_What you need to do_. Keep only the lines where "name" appears.

_Supplied records_.
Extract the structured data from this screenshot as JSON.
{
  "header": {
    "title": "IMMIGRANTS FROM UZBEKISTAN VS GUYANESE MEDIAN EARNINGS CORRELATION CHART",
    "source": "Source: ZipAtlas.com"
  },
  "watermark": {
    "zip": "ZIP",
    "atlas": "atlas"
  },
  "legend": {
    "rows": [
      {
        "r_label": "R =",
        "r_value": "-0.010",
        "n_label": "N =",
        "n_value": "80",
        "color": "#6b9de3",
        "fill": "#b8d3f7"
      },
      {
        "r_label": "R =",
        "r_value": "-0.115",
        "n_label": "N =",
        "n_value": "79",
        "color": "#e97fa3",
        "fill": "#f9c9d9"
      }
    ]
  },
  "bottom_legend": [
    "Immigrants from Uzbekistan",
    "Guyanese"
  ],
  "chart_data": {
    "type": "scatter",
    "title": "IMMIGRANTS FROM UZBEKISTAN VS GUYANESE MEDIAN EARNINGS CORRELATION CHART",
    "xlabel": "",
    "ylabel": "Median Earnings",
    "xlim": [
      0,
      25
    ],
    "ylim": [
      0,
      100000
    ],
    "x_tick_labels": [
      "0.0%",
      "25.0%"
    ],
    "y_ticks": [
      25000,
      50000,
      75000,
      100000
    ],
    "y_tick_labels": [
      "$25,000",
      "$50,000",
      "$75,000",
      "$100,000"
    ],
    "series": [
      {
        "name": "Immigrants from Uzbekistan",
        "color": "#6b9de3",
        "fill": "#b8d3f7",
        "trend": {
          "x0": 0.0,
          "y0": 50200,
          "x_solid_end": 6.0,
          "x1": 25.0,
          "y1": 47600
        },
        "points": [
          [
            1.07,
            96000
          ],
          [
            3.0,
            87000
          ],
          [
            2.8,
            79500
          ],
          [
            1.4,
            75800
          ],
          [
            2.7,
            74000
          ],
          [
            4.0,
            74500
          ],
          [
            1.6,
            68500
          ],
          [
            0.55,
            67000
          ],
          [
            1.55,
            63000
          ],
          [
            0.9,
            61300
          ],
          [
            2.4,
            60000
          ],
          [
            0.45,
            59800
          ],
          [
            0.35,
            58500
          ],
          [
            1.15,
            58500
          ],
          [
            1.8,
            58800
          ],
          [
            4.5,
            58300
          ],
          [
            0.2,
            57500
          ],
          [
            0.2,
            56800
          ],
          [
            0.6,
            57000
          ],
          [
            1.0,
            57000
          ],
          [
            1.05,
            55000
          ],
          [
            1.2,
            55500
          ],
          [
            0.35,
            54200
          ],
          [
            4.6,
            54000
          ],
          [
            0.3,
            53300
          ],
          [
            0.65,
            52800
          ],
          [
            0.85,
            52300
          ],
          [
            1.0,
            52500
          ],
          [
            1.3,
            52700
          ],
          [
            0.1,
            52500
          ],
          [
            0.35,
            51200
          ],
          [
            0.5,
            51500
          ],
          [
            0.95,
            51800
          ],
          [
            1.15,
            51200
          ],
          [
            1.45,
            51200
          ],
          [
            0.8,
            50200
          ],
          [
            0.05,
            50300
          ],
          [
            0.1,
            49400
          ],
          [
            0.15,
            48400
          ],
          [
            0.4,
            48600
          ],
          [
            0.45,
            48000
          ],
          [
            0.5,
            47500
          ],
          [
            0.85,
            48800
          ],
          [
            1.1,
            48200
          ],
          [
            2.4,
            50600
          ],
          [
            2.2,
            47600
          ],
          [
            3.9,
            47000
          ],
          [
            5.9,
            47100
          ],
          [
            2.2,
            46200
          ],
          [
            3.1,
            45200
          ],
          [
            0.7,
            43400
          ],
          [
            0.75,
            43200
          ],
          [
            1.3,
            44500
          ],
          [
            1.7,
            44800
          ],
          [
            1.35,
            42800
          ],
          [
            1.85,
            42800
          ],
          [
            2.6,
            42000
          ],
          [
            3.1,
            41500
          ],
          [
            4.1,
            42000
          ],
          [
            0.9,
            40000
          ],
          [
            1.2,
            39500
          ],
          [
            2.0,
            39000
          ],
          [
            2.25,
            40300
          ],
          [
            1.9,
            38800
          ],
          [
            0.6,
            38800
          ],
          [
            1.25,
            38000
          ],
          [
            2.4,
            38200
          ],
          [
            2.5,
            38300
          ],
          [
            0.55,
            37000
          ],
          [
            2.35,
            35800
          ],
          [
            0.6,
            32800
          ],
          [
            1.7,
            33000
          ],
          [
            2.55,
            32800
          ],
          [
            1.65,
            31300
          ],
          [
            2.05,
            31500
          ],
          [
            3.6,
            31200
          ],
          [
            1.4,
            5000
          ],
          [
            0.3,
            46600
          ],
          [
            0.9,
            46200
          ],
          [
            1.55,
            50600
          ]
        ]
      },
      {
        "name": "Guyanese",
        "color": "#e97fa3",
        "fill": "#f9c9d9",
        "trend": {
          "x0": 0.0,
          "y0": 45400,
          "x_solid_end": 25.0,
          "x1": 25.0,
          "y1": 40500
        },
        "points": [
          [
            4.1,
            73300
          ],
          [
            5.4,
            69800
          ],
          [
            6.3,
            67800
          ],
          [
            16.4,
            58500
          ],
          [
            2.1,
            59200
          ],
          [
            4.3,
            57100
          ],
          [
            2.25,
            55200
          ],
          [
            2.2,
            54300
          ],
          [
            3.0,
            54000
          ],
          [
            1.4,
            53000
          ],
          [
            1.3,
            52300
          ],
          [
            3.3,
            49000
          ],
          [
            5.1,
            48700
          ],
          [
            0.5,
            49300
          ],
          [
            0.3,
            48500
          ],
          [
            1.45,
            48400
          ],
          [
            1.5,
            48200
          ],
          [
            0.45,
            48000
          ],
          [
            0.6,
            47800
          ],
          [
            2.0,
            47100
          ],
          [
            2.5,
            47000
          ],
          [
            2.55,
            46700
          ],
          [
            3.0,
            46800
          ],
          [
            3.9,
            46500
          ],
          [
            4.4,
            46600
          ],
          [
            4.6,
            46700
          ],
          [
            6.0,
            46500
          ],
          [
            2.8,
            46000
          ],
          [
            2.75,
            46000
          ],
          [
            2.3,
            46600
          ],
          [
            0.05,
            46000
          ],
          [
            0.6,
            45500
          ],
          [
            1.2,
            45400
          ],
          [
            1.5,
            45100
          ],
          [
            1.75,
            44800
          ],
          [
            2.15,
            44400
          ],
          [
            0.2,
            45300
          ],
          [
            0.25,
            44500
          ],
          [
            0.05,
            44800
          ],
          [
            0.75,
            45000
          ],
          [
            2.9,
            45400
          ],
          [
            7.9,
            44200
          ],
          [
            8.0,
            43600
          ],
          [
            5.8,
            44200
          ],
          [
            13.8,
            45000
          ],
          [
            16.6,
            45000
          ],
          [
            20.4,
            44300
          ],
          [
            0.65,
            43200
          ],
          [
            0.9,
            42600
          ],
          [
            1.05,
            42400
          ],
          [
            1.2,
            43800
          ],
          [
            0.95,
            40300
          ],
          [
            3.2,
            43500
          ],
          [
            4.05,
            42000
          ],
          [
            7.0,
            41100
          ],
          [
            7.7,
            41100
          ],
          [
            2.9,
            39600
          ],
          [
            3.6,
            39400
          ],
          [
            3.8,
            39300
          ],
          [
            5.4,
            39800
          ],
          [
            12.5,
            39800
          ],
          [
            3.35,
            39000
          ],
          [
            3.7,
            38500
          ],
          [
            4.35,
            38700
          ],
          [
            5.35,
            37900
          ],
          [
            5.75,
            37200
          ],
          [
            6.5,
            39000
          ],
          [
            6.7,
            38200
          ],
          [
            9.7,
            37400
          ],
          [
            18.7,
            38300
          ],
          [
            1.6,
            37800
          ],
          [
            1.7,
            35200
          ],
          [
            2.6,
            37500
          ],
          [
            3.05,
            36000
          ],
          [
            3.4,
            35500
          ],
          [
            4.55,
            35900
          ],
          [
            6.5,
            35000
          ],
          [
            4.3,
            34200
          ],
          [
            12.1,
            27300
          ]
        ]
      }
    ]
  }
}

_Final answer_.
        "name": "Immigrants from Uzbekistan",
        "name": "Guyanese",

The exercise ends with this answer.